(Some records)
○ ○ ○ ○ ○ ○ ○

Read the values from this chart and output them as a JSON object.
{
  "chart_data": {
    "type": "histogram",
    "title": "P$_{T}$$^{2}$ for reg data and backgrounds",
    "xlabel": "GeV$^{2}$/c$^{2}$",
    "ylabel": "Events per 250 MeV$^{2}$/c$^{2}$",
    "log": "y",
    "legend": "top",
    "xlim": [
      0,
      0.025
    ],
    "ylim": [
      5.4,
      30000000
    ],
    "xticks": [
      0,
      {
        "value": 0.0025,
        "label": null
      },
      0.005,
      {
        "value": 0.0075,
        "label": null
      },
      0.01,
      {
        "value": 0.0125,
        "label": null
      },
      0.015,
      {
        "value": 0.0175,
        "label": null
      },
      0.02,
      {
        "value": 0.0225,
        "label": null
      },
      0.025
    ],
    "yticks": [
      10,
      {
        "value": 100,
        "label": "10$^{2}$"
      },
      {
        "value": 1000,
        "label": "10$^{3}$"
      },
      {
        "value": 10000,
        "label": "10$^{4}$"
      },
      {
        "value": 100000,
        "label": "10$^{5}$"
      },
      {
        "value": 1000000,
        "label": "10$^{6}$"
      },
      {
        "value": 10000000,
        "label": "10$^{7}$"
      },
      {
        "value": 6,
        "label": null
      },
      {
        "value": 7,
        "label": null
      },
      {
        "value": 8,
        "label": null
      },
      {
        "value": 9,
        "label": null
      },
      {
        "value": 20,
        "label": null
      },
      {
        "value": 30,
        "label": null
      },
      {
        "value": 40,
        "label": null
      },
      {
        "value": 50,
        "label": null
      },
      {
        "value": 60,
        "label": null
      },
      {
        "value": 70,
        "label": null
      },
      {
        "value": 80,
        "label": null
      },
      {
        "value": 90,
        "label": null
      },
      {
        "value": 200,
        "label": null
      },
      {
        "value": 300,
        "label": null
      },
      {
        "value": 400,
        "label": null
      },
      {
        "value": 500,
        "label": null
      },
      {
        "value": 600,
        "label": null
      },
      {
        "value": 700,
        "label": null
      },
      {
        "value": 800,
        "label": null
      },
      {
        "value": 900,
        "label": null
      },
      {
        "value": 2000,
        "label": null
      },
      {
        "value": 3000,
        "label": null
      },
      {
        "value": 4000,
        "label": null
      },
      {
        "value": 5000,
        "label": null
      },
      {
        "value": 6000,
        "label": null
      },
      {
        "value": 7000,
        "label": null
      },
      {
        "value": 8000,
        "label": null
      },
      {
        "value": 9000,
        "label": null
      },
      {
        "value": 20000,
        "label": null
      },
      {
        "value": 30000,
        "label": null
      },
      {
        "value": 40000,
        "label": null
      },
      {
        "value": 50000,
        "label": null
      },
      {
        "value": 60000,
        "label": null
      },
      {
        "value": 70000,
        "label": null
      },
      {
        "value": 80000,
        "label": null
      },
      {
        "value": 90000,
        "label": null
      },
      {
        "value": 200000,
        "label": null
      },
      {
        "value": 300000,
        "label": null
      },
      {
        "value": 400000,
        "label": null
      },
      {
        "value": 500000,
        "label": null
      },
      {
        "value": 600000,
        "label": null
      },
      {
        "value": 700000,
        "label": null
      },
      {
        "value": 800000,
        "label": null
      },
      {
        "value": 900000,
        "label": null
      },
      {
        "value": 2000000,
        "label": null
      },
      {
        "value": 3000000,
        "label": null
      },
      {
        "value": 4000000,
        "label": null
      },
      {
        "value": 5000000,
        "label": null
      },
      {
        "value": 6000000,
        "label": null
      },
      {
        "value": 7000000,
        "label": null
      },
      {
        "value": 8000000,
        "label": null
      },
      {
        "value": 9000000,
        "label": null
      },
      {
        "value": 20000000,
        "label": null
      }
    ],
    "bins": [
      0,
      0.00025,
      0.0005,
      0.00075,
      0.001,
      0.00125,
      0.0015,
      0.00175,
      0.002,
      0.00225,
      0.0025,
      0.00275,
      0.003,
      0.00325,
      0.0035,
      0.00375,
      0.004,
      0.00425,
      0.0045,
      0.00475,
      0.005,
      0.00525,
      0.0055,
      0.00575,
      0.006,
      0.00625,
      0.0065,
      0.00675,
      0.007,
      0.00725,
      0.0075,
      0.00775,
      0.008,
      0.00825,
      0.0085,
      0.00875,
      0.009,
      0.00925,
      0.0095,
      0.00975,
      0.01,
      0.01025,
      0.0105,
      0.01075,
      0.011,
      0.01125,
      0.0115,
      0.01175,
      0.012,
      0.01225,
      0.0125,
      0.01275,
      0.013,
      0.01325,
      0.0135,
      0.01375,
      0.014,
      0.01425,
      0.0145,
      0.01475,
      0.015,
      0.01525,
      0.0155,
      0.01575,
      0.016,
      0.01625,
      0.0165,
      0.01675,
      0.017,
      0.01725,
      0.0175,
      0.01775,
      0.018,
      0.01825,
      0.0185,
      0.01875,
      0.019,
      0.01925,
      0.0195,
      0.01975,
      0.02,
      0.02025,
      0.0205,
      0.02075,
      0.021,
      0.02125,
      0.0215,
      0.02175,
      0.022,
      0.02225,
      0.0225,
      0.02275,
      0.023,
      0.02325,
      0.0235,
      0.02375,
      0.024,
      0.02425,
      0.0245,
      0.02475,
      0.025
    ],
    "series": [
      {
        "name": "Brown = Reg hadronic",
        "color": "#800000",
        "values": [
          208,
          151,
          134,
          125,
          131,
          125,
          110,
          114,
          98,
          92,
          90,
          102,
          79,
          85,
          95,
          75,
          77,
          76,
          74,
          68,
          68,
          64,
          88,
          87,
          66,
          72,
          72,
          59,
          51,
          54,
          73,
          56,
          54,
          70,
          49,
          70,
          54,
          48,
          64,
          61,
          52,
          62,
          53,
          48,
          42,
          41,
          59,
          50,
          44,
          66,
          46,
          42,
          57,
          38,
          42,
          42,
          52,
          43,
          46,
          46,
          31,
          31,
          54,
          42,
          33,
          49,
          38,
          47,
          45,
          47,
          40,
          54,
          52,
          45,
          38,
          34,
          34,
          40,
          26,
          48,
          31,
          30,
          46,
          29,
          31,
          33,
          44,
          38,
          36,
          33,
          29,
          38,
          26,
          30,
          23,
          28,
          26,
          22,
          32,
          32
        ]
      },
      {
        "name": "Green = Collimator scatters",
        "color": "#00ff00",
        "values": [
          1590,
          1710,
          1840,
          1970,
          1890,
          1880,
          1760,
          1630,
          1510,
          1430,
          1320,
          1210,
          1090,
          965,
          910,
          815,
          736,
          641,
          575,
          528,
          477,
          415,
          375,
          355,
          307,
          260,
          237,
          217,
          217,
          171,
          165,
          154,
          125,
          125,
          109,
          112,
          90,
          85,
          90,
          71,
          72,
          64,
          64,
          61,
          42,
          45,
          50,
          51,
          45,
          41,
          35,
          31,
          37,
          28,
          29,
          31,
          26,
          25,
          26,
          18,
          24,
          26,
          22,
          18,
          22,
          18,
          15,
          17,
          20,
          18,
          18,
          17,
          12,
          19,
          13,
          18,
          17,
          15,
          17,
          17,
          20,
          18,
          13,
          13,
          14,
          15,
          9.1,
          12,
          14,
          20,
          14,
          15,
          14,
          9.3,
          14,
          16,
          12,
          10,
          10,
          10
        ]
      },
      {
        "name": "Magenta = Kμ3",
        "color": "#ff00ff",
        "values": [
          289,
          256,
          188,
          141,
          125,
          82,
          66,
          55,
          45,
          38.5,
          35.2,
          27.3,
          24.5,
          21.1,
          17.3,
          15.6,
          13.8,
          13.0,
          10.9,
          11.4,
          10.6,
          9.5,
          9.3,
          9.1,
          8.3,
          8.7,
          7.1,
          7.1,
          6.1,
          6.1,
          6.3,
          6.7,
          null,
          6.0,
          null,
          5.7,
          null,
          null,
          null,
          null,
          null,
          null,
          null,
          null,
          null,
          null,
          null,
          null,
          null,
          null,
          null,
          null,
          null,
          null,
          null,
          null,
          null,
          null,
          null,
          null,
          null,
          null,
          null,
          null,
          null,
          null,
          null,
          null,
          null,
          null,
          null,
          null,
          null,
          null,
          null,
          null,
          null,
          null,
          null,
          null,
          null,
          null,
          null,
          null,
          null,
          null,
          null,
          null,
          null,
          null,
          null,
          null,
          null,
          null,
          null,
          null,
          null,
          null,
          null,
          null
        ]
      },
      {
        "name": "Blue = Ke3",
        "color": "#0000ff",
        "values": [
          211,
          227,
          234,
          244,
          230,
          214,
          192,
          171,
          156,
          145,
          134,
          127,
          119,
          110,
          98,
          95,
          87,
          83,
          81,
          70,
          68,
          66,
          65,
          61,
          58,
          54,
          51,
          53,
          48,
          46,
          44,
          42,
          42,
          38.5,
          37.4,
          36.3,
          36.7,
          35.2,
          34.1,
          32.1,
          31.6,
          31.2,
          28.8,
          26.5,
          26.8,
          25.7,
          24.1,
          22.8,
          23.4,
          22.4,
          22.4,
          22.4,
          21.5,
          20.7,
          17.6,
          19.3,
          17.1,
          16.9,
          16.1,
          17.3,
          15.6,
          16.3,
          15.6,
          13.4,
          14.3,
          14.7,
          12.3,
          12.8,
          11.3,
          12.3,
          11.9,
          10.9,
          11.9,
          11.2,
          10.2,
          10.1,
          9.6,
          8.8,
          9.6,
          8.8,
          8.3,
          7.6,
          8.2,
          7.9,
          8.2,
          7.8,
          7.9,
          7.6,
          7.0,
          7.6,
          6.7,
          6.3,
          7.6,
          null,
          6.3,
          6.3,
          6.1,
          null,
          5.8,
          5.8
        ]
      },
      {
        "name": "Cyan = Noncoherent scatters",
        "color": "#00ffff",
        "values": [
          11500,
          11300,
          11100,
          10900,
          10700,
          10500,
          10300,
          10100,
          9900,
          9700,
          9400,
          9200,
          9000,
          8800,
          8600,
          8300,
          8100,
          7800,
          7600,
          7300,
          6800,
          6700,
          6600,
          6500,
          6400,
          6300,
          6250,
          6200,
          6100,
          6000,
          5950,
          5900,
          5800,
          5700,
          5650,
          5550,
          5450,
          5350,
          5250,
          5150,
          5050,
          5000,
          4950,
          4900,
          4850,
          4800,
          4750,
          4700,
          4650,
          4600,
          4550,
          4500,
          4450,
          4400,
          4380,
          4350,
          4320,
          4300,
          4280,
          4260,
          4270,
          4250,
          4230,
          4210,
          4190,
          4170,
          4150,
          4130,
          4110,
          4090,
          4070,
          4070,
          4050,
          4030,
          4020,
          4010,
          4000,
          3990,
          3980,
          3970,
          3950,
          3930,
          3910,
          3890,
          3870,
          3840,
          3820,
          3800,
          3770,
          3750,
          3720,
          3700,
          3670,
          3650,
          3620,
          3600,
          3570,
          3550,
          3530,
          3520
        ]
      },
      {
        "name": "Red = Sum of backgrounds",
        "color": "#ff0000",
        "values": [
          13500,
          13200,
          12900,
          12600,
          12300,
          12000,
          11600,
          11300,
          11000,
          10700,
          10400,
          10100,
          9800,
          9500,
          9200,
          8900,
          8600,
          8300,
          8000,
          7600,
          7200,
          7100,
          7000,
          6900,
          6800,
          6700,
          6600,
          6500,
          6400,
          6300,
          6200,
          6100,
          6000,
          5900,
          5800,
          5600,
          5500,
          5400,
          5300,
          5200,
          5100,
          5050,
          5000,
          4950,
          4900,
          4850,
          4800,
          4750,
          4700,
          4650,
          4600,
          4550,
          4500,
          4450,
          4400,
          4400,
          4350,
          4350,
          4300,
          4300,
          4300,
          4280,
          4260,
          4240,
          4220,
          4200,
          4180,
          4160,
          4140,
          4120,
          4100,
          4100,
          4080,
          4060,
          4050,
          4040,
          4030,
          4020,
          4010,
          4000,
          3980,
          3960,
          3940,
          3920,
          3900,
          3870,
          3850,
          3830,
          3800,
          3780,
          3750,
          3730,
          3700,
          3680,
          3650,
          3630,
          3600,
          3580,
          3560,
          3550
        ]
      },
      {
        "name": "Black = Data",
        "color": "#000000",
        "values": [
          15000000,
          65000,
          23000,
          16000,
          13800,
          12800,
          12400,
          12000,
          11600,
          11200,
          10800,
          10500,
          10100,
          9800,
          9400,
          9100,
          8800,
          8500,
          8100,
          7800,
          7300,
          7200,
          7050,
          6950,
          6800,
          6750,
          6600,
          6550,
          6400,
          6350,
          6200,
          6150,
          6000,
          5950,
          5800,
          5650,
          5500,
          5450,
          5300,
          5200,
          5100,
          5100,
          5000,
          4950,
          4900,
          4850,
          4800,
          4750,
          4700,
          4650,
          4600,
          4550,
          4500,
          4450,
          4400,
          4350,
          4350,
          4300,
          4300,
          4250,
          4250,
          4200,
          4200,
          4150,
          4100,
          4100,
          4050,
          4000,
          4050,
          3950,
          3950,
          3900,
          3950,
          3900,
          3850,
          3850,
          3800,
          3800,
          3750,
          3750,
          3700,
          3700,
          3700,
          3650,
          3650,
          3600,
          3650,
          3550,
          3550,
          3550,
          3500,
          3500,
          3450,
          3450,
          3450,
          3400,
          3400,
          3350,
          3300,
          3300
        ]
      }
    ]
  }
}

○ ○ ○ ○ ○ ○ ○

From the listing, copy every line where the string "color" appears.

        "color": "#800000",
        "color": "#00ff00",
        "color": "#ff00ff",
        "color": "#0000ff",
        "color": "#00ffff",
        "color": "#ff0000",
        "color": "#000000",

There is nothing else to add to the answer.